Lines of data
--- start ---
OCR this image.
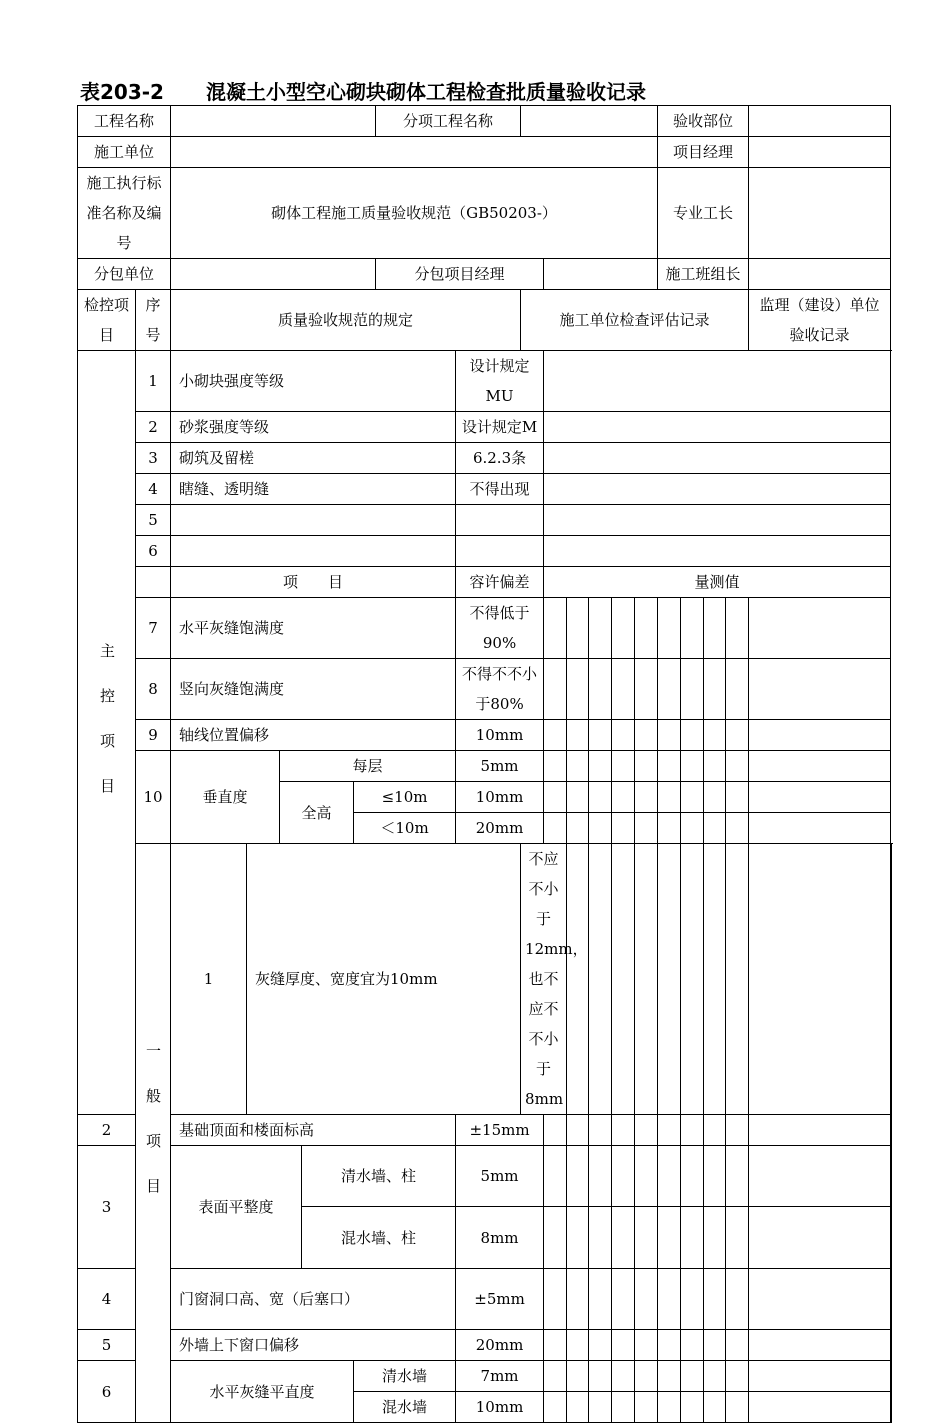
表203-2	混凝土小型空心砌块砌体工程检查批质量验收记录
工程名称							分项工程名称								验收部位					
施工单位															项目经理					
施工执行标准名称及编号		砌体工程施工质量验收规范（GB50203-）													专业工长					
分包单位							分包项目经理								施工班组长					
检控项目	序号	质量验收规范的规定							施工单位检查评估记录										监理（建设）单位验收记录	
主控项目	1	小砌块强度等级						设计规定MU												
	2	砂浆强度等级						设计规定M												
	3	砌筑及留槎						6.2.3条												
	4	瞎缝、透明缝						不得出现												
	5																			
	6																			
		项　　目						容许偏差		量测值										
	7	水平灰缝饱满度						不得低于90%												
	8	竖向灰缝饱满度						不得不不小于80%												
	9	轴线位置偏移						10mm												
	10	垂直度		每层				5mm												
				全高		≤10m		10mm												
						＜10m		20mm												
	一般项目	1	灰缝厚度、宽度宜为10mm						不应不小于12mm，也不应不不小于8mm											
2		基础顶面和楼面标高						±15mm												
3		表面平整度			清水墙、柱			5mm												
					混水墙、柱			8mm												
4		门窗洞口高、宽（后塞口）						±5mm												
5		外墙上下窗口偏移						20mm												
6		水平灰缝平直度				清水墙		7mm												
						混水墙		10mm												
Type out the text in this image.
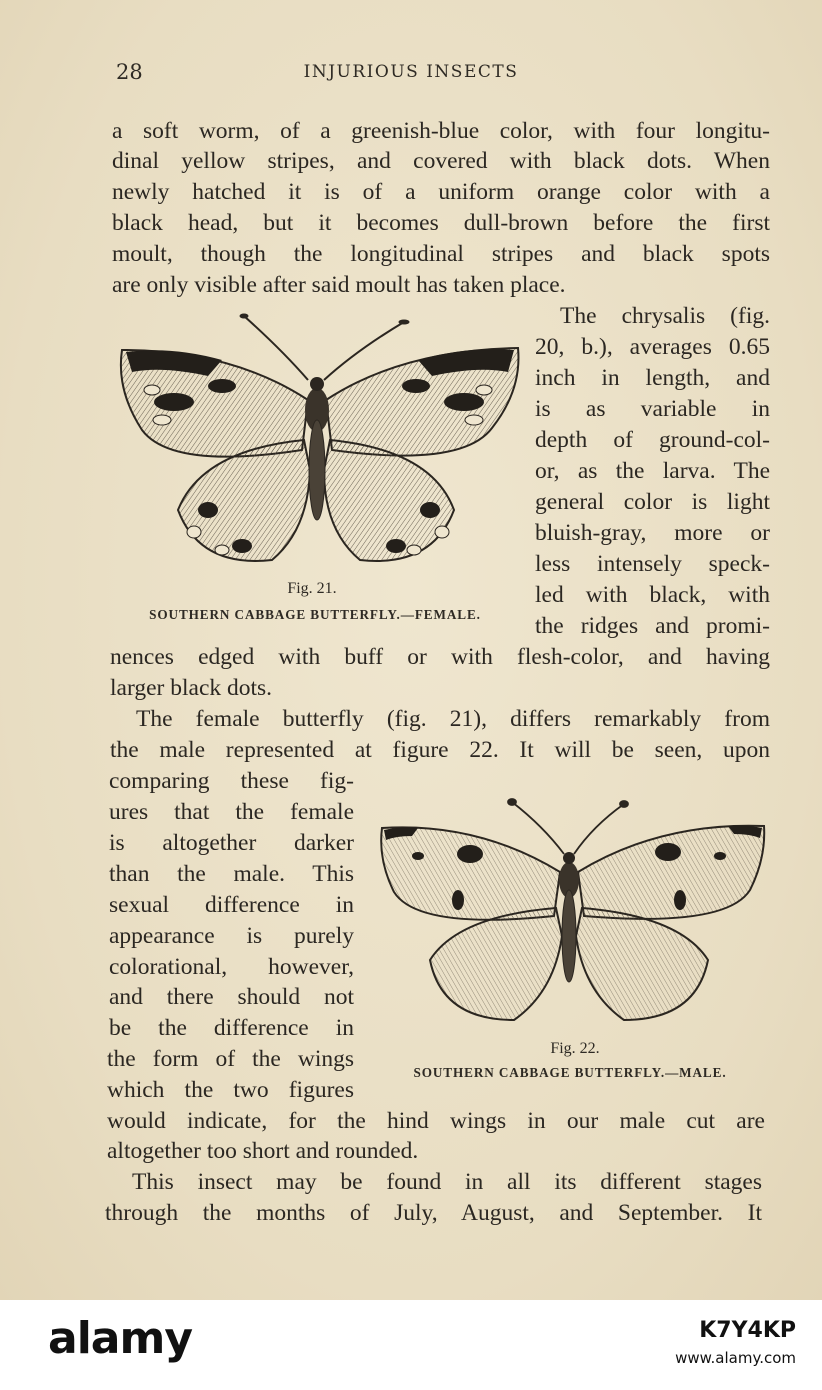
28	INJURIOUS INSECTS
a soft worm, of a greenish-blue color, with four longitu-
dinal yellow stripes, and covered with black dots. When
newly hatched it is of a uniform orange color with a
black head, but it becomes dull-brown before the first
moult, though the longitudinal stripes and black spots
are only visible after said moult has taken place.
The chrysalis (fig.
20, b.), averages 0.65
inch in length, and
is as variable in
depth of ground-col-
or, as the larva. The
general color is light
bluish-gray, more or
less intensely speck-
led with black, with
the ridges and promi-
nences edged with buff or with flesh-color, and having
larger black dots.
The female butterfly (fig. 21), differs remarkably from
the male represented at figure 22. It will be seen, upon
comparing these fig-
ures that the female
is altogether darker
than the male. This
sexual difference in
appearance is purely
colorational, however,
and there should not
be the difference in
the form of the wings
which the two figures
would indicate, for the hind wings in our male cut are
altogether too short and rounded.
This insect may be found in all its different stages
through the months of July, August, and September. It
Fig. 21.
SOUTHERN CABBAGE BUTTERFLY.—FEMALE.
Fig. 22.
SOUTHERN CABBAGE BUTTERFLY.—MALE.
alamy	K7Y4KP
www.alamy.com
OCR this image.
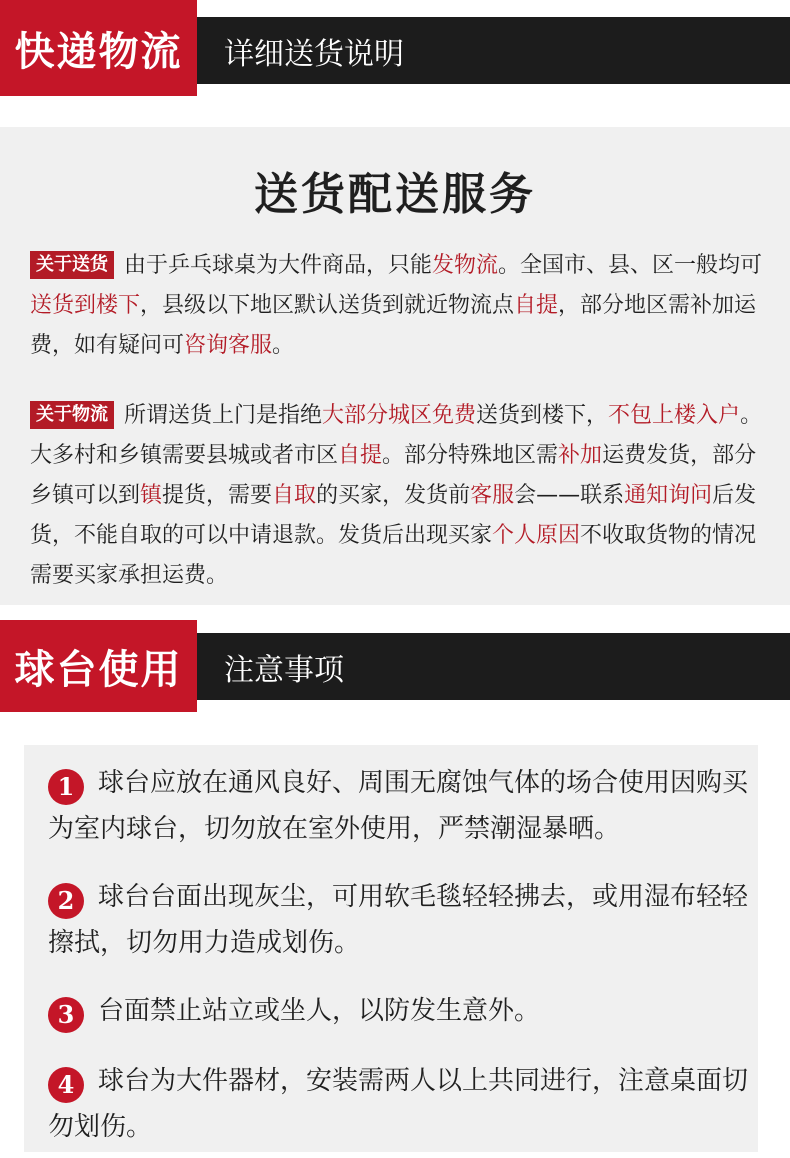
快递物流	详细送货说明
送货配送服务
关于送货 由于乒乓球桌为大件商品，只能发物流。全国市、县、区一般均可送货到楼下，县级以下地区默认送货到就近物流点自提，部分地区需补加运费，如有疑问可咨询客服。
关于物流 所谓送货上门是指绝大部分城区免费送货到楼下，不包上楼入户。大多村和乡镇需要县城或者市区自提。部分特殊地区需补加运费发货，部分乡镇可以到镇提货，需要自取的买家，发货前客服会——联系通知询问后发货，不能自取的可以中请退款。发货后出现买家个人原因不收取货物的情况需要买家承担运费。
球台使用	注意事项
1 球台应放在通风良好、周围无腐蚀气体的场合使用因购买为室内球台，切勿放在室外使用，严禁潮湿暴晒。
2 球台台面出现灰尘，可用软毛毯轻轻拂去，或用湿布轻轻擦拭，切勿用力造成划伤。
3 台面禁止站立或坐人，以防发生意外。
4 球台为大件器材，安装需两人以上共同进行，注意桌面切勿划伤。
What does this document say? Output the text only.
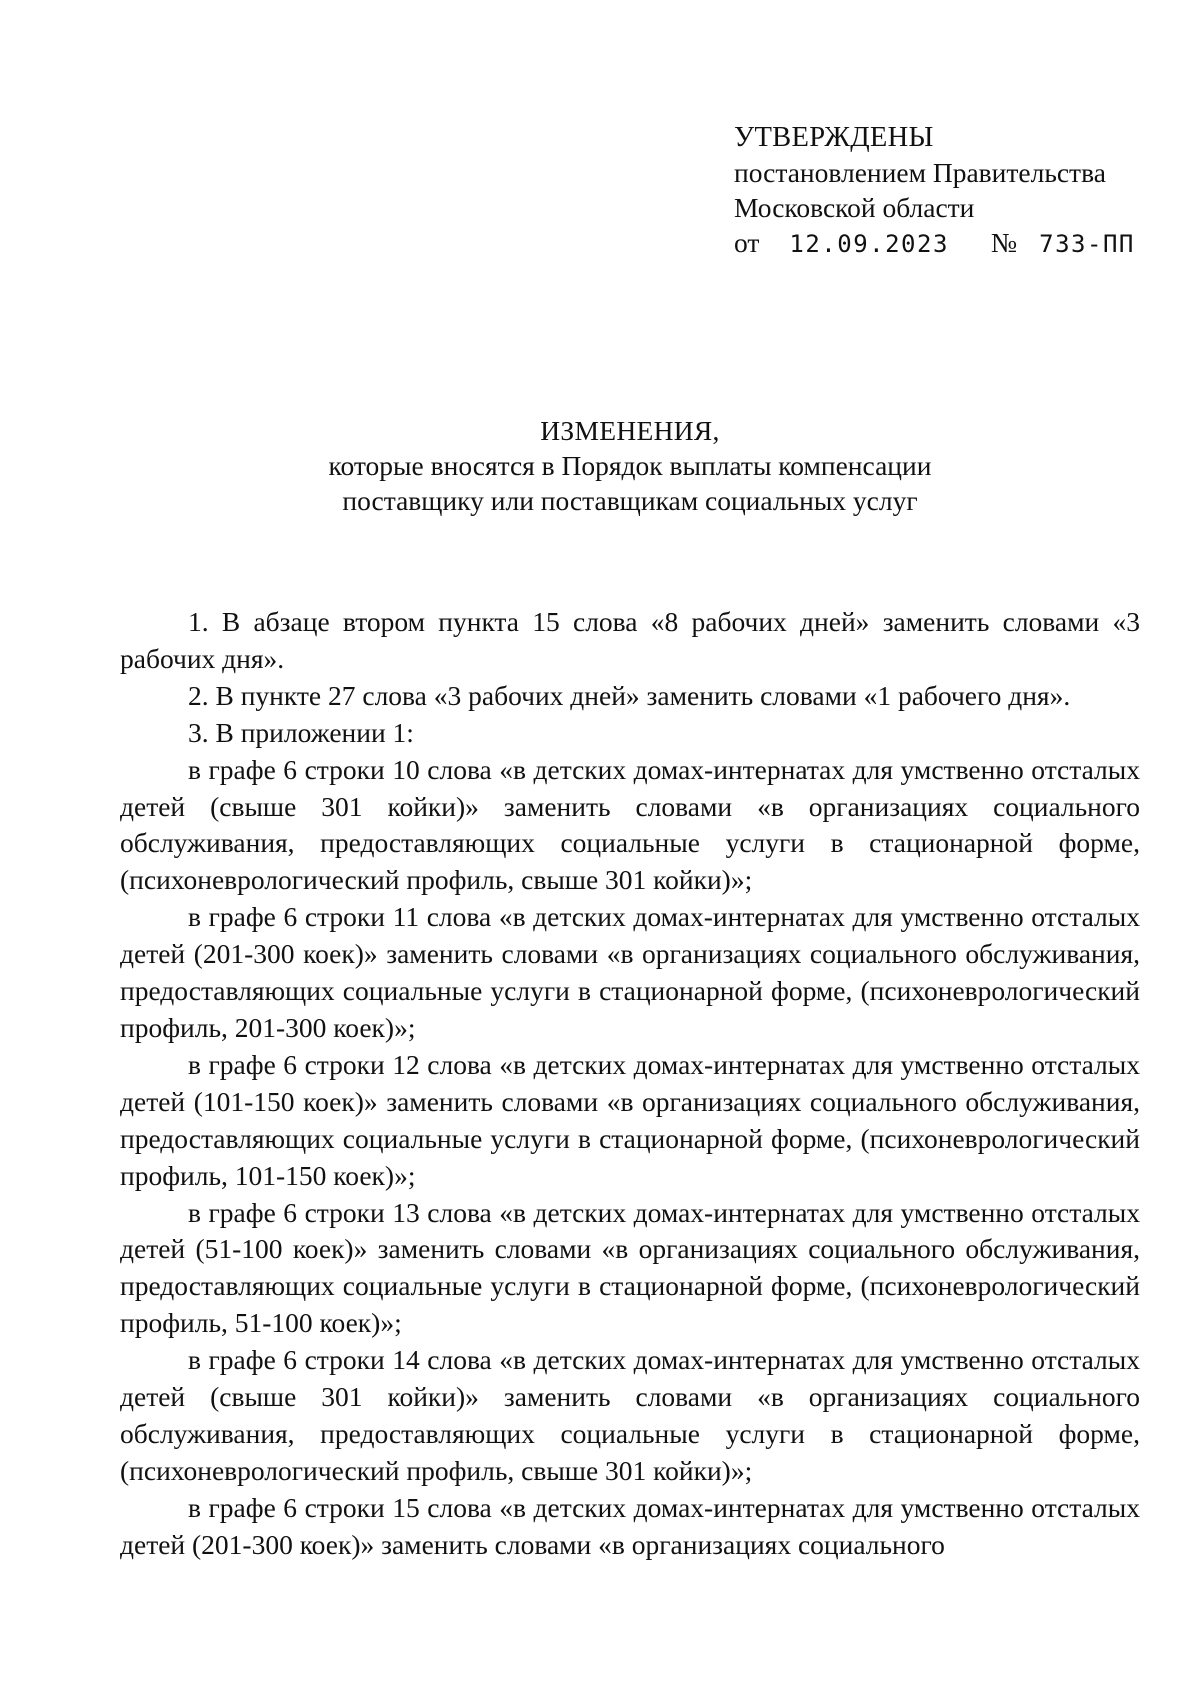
УТВЕРЖДЕНЫ
постановлением Правительства
Московской области
от 12.09.2023 № 733-ПП
ИЗМЕНЕНИЯ,
которые вносятся в Порядок выплаты компенсации
поставщику или поставщикам социальных услуг

1. В абзаце втором пункта 15 слова «8 рабочих дней» заменить словами «3 рабочих дня».

2. В пункте 27 слова «3 рабочих дней» заменить словами «1 рабочего дня».

3. В приложении 1:

в графе 6 строки 10 слова «в детских домах-интернатах для умственно отсталых детей (свыше 301 койки)» заменить словами «в организациях социального обслуживания, предоставляющих социальные услуги в стационарной форме, (психоневрологический профиль, свыше 301 койки)»;

в графе 6 строки 11 слова «в детских домах-интернатах для умственно отсталых детей (201-300 коек)» заменить словами «в организациях социального обслуживания, предоставляющих социальные услуги в стационарной форме, (психоневрологический профиль, 201-300 коек)»;

в графе 6 строки 12 слова «в детских домах-интернатах для умственно отсталых детей (101-150 коек)» заменить словами «в организациях социального обслуживания, предоставляющих социальные услуги в стационарной форме, (психоневрологический профиль, 101-150 коек)»;

в графе 6 строки 13 слова «в детских домах-интернатах для умственно отсталых детей (51-100 коек)» заменить словами «в организациях социального обслуживания, предоставляющих социальные услуги в стационарной форме, (психоневрологический профиль, 51-100 коек)»;

в графе 6 строки 14 слова «в детских домах-интернатах для умственно отсталых детей (свыше 301 койки)» заменить словами «в организациях социального обслуживания, предоставляющих социальные услуги в стационарной форме, (психоневрологический профиль, свыше 301 койки)»;

в графе 6 строки 15 слова «в детских домах-интернатах для умственно отсталых детей (201-300 коек)» заменить словами «в организациях социального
--- end ---
→ Task instructions
From the entries above, copy every line containing the word "black".

→ Written response
dinal yellow stripes, and covered with black dots. When
black head, but it becomes dull-brown before the first
moult, though the longitudinal stripes and black spots
led with black, with
larger black dots.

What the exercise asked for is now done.